### Problem
Write out every entry word for word.

### Data section
########

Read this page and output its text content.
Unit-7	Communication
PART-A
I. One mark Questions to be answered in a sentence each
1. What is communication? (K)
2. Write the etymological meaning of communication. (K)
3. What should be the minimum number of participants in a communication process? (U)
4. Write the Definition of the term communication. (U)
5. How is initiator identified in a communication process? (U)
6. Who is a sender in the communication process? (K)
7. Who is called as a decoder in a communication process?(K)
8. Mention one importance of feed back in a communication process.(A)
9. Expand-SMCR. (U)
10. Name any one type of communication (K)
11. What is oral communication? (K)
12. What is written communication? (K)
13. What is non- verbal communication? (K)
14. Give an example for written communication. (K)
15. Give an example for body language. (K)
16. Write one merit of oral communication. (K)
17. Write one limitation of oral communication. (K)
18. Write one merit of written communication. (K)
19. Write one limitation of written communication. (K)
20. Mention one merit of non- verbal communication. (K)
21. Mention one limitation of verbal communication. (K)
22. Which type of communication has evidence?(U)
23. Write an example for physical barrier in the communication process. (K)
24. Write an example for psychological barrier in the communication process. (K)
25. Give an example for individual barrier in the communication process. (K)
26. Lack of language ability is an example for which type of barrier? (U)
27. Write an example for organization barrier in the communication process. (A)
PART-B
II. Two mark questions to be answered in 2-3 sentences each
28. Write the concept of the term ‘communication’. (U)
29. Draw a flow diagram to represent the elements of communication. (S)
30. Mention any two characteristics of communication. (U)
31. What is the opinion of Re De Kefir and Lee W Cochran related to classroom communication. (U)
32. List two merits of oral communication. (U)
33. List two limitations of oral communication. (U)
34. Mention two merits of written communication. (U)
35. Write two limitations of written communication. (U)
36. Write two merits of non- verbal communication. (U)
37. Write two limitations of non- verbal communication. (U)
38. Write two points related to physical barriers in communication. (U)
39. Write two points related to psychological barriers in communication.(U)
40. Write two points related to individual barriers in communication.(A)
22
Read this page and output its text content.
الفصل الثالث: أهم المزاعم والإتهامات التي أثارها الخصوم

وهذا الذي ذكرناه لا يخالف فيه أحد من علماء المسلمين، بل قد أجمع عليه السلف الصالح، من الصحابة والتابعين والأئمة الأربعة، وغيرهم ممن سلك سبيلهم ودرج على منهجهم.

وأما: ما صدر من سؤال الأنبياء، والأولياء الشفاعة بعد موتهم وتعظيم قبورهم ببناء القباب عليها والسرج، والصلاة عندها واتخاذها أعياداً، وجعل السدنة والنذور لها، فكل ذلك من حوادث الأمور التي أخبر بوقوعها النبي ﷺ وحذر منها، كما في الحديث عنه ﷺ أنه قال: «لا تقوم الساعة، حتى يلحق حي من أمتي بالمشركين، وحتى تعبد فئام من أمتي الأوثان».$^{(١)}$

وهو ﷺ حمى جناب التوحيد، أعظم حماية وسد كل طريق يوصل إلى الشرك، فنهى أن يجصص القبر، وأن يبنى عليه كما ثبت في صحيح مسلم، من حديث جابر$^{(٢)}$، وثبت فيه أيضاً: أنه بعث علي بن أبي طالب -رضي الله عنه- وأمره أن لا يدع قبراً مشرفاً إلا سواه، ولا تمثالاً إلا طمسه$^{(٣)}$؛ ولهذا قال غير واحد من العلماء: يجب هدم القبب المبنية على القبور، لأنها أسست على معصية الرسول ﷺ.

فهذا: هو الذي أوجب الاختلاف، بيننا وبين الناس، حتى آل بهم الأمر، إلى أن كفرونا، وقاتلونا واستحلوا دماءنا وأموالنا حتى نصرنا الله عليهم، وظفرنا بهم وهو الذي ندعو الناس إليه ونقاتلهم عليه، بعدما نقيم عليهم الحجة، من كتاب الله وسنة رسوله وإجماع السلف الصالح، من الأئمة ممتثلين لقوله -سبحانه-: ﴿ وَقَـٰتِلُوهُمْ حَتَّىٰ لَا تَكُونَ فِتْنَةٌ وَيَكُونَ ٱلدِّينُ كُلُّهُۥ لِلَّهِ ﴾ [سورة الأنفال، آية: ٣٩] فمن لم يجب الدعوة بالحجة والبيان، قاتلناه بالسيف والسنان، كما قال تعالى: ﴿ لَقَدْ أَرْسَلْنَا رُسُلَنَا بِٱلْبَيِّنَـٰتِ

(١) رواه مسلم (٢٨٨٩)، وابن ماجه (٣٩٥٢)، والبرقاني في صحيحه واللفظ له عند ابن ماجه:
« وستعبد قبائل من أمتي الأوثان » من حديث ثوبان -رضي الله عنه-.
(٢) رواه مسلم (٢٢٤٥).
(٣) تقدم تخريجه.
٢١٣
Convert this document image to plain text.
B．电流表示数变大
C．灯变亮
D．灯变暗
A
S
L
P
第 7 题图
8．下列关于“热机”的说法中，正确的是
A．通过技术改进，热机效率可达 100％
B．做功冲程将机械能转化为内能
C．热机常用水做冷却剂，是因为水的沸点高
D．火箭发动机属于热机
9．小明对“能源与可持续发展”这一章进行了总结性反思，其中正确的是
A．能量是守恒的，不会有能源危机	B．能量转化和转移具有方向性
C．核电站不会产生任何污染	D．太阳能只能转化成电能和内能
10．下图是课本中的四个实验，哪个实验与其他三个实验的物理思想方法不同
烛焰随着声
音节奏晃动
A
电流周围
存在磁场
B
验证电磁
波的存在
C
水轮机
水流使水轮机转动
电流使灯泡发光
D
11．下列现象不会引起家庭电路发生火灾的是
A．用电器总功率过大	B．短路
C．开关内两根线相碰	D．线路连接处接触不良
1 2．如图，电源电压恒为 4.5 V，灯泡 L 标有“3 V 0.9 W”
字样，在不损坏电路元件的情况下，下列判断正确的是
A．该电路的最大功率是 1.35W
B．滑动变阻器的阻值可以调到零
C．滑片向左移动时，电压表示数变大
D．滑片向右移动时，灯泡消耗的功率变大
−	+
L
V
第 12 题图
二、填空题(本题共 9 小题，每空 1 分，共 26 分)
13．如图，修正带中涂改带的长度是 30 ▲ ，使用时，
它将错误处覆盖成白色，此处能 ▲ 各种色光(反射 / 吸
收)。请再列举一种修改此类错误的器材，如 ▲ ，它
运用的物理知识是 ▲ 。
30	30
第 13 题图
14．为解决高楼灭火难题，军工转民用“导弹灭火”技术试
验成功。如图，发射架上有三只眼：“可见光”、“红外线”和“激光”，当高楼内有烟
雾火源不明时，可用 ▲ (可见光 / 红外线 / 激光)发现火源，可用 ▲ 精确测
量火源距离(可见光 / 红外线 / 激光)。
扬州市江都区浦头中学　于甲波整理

########

### Reply to the exercise
Read this page and output its text content.
Unit-7	Communication
PART-A
I. One mark Questions to be answered in a sentence each
1. What is communication? (K)
2. Write the etymological meaning of communication. (K)
3. What should be the minimum number of participants in a communication process? (U)
4. Write the Definition of the term communication. (U)
5. How is initiator identified in a communication process? (U)
6. Who is a sender in the communication process? (K)
7. Who is called as a decoder in a communication process?(K)
8. Mention one importance of feed back in a communication process.(A)
9. Expand-SMCR. (U)
10. Name any one type of communication (K)
11. What is oral communication? (K)
12. What is written communication? (K)
13. What is non- verbal communication? (K)
14. Give an example for written communication. (K)
15. Give an example for body language. (K)
16. Write one merit of oral communication. (K)
17. Write one limitation of oral communication. (K)
18. Write one merit of written communication. (K)
19. Write one limitation of written communication. (K)
20. Mention one merit of non- verbal communication. (K)
21. Mention one limitation of verbal communication. (K)
22. Which type of communication has evidence?(U)
23. Write an example for physical barrier in the communication process. (K)
24. Write an example for psychological barrier in the communication process. (K)
25. Give an example for individual barrier in the communication process. (K)
26. Lack of language ability is an example for which type of barrier? (U)
27. Write an example for organization barrier in the communication process. (A)
PART-B
II. Two mark questions to be answered in 2-3 sentences each
28. Write the concept of the term ‘communication’. (U)
29. Draw a flow diagram to represent the elements of communication. (S)
30. Mention any two characteristics of communication. (U)
31. What is the opinion of Re De Kefir and Lee W Cochran related to classroom communication. (U)
32. List two merits of oral communication. (U)
33. List two limitations of oral communication. (U)
34. Mention two merits of written communication. (U)
35. Write two limitations of written communication. (U)
36. Write two merits of non- verbal communication. (U)
37. Write two limitations of non- verbal communication. (U)
38. Write two points related to physical barriers in communication. (U)
39. Write two points related to psychological barriers in communication.(U)
40. Write two points related to individual barriers in communication.(A)
22
Read this page and output its text content.
الفصل الثالث: أهم المزاعم والإتهامات التي أثارها الخصوم

وهذا الذي ذكرناه لا يخالف فيه أحد من علماء المسلمين، بل قد أجمع عليه السلف الصالح، من الصحابة والتابعين والأئمة الأربعة، وغيرهم ممن سلك سبيلهم ودرج على منهجهم.

وأما: ما صدر من سؤال الأنبياء، والأولياء الشفاعة بعد موتهم وتعظيم قبورهم ببناء القباب عليها والسرج، والصلاة عندها واتخاذها أعياداً، وجعل السدنة والنذور لها، فكل ذلك من حوادث الأمور التي أخبر بوقوعها النبي ﷺ وحذر منها، كما في الحديث عنه ﷺ أنه قال: «لا تقوم الساعة، حتى يلحق حي من أمتي بالمشركين، وحتى تعبد فئام من أمتي الأوثان».$^{(١)}$

وهو ﷺ حمى جناب التوحيد، أعظم حماية وسد كل طريق يوصل إلى الشرك، فنهى أن يجصص القبر، وأن يبنى عليه كما ثبت في صحيح مسلم، من حديث جابر$^{(٢)}$، وثبت فيه أيضاً: أنه بعث علي بن أبي طالب -رضي الله عنه- وأمره أن لا يدع قبراً مشرفاً إلا سواه، ولا تمثالاً إلا طمسه$^{(٣)}$؛ ولهذا قال غير واحد من العلماء: يجب هدم القبب المبنية على القبور، لأنها أسست على معصية الرسول ﷺ.

فهذا: هو الذي أوجب الاختلاف، بيننا وبين الناس، حتى آل بهم الأمر، إلى أن كفرونا، وقاتلونا واستحلوا دماءنا وأموالنا حتى نصرنا الله عليهم، وظفرنا بهم وهو الذي ندعو الناس إليه ونقاتلهم عليه، بعدما نقيم عليهم الحجة، من كتاب الله وسنة رسوله وإجماع السلف الصالح، من الأئمة ممتثلين لقوله -سبحانه-: ﴿ وَقَـٰتِلُوهُمْ حَتَّىٰ لَا تَكُونَ فِتْنَةٌ وَيَكُونَ ٱلدِّينُ كُلُّهُۥ لِلَّهِ ﴾ [سورة الأنفال، آية: ٣٩] فمن لم يجب الدعوة بالحجة والبيان، قاتلناه بالسيف والسنان، كما قال تعالى: ﴿ لَقَدْ أَرْسَلْنَا رُسُلَنَا بِٱلْبَيِّنَـٰتِ

(١) رواه مسلم (٢٨٨٩)، وابن ماجه (٣٩٥٢)، والبرقاني في صحيحه واللفظ له عند ابن ماجه:
« وستعبد قبائل من أمتي الأوثان » من حديث ثوبان -رضي الله عنه-.
(٢) رواه مسلم (٢٢٤٥).
(٣) تقدم تخريجه.
٢١٣
Convert this document image to plain text.
B．电流表示数变大
C．灯变亮
D．灯变暗
A
S
L
P
第 7 题图
8．下列关于“热机”的说法中，正确的是
A．通过技术改进，热机效率可达 100％
B．做功冲程将机械能转化为内能
C．热机常用水做冷却剂，是因为水的沸点高
D．火箭发动机属于热机
9．小明对“能源与可持续发展”这一章进行了总结性反思，其中正确的是
A．能量是守恒的，不会有能源危机	B．能量转化和转移具有方向性
C．核电站不会产生任何污染	D．太阳能只能转化成电能和内能
10．下图是课本中的四个实验，哪个实验与其他三个实验的物理思想方法不同
烛焰随着声
音节奏晃动
A
电流周围
存在磁场
B
验证电磁
波的存在
C
水轮机
水流使水轮机转动
电流使灯泡发光
D
11．下列现象不会引起家庭电路发生火灾的是
A．用电器总功率过大	B．短路
C．开关内两根线相碰	D．线路连接处接触不良
1 2．如图，电源电压恒为 4.5 V，灯泡 L 标有“3 V 0.9 W”
字样，在不损坏电路元件的情况下，下列判断正确的是
A．该电路的最大功率是 1.35W
B．滑动变阻器的阻值可以调到零
C．滑片向左移动时，电压表示数变大
D．滑片向右移动时，灯泡消耗的功率变大
−	+
L
V
第 12 题图
二、填空题(本题共 9 小题，每空 1 分，共 26 分)
13．如图，修正带中涂改带的长度是 30 ▲ ，使用时，
它将错误处覆盖成白色，此处能 ▲ 各种色光(反射 / 吸
收)。请再列举一种修改此类错误的器材，如 ▲ ，它
运用的物理知识是 ▲ 。
30	30
第 13 题图
14．为解决高楼灭火难题，军工转民用“导弹灭火”技术试
验成功。如图，发射架上有三只眼：“可见光”、“红外线”和“激光”，当高楼内有烟
雾火源不明时，可用 ▲ (可见光 / 红外线 / 激光)发现火源，可用 ▲ 精确测
量火源距离(可见光 / 红外线 / 激光)。
扬州市江都区浦头中学　于甲波整理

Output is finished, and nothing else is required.